Ve ne yazık ki yaşadığımız ataerkil toplumda "erkektir elinin kiridir"
"kol kırılır yen içinde kalır" zihniyetiyle bugün kendi ellerimizle inşa ettiğimiz bir caniliğin karşısında iki gün ah! vah! edip hayata kaldığımız yerden devam ediyoruz. Farkında olmadan buna alıştırılmaya çalışıyoruz farkında değiliz!
Sen; karına, kızına ,hiç tanımadığın üzerinde hiç hakkın olmayan birine el kaldırırken, dur artık! İğrençleşme. Vahşileşme! Vermediğin bir canı alamazsın! Sen Rab değilsin!
Ve sen ve ben be biz; susma artık!
Ben sustukça sen sustukça ne olur bu düzen?

○ ○ ○

Ne İsteniyor: Alıntıda "Sen; karına, kızına" sözleriyle başlayıp "biz; susma artık!" sözleriyle biten bölümü kelimesi kelimesine yaz.

Veri Bölümü:
○ ○ ○

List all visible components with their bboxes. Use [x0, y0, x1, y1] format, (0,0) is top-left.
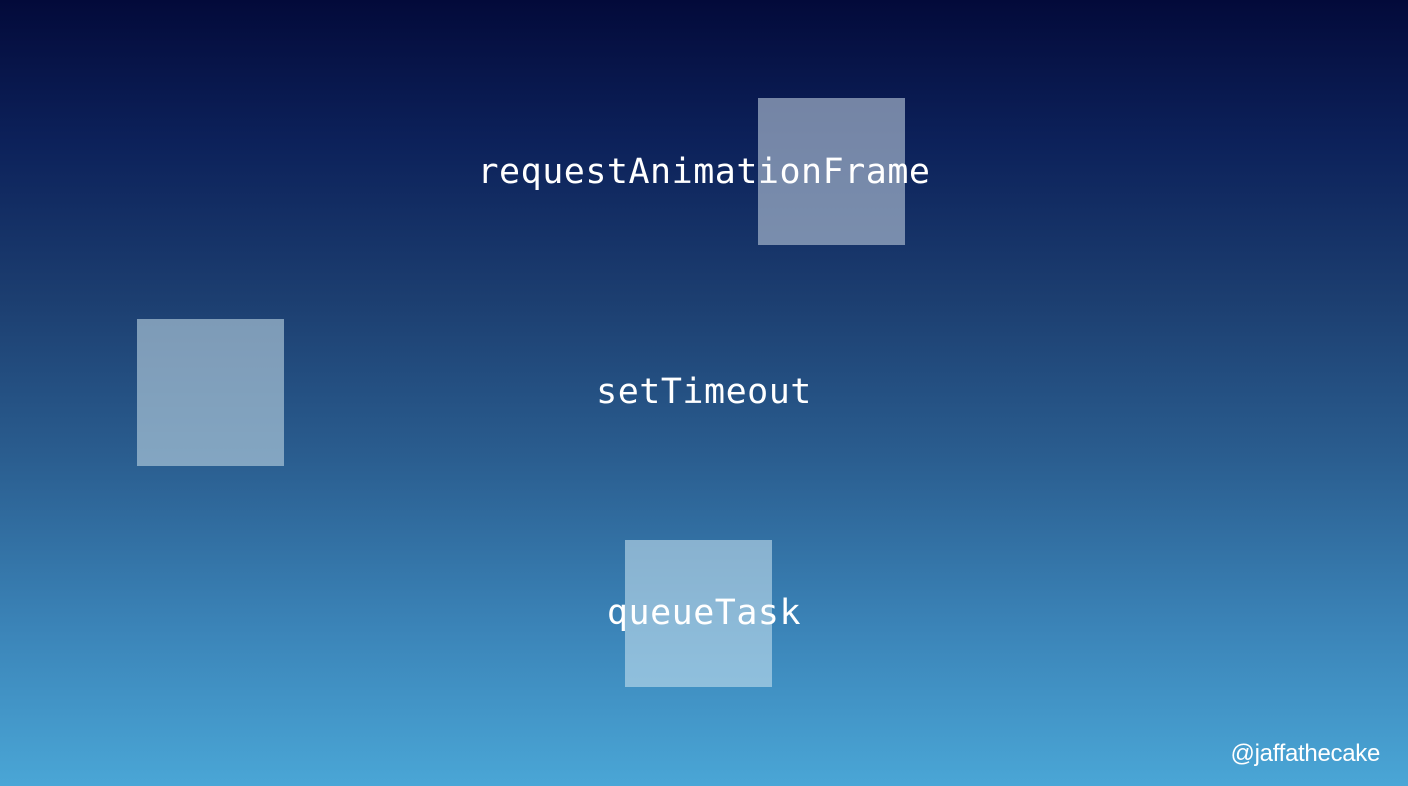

○ ○ ○

Çözüm:
Sen; karına, kızına ,hiç tanımadığın üzerinde hiç hakkın olmayan birine el kaldırırken, dur artık! İğrençleşme. Vahşileşme! Vermediğin bir canı alamazsın! Sen Rab değilsin!
Ve sen ve ben be biz; susma artık!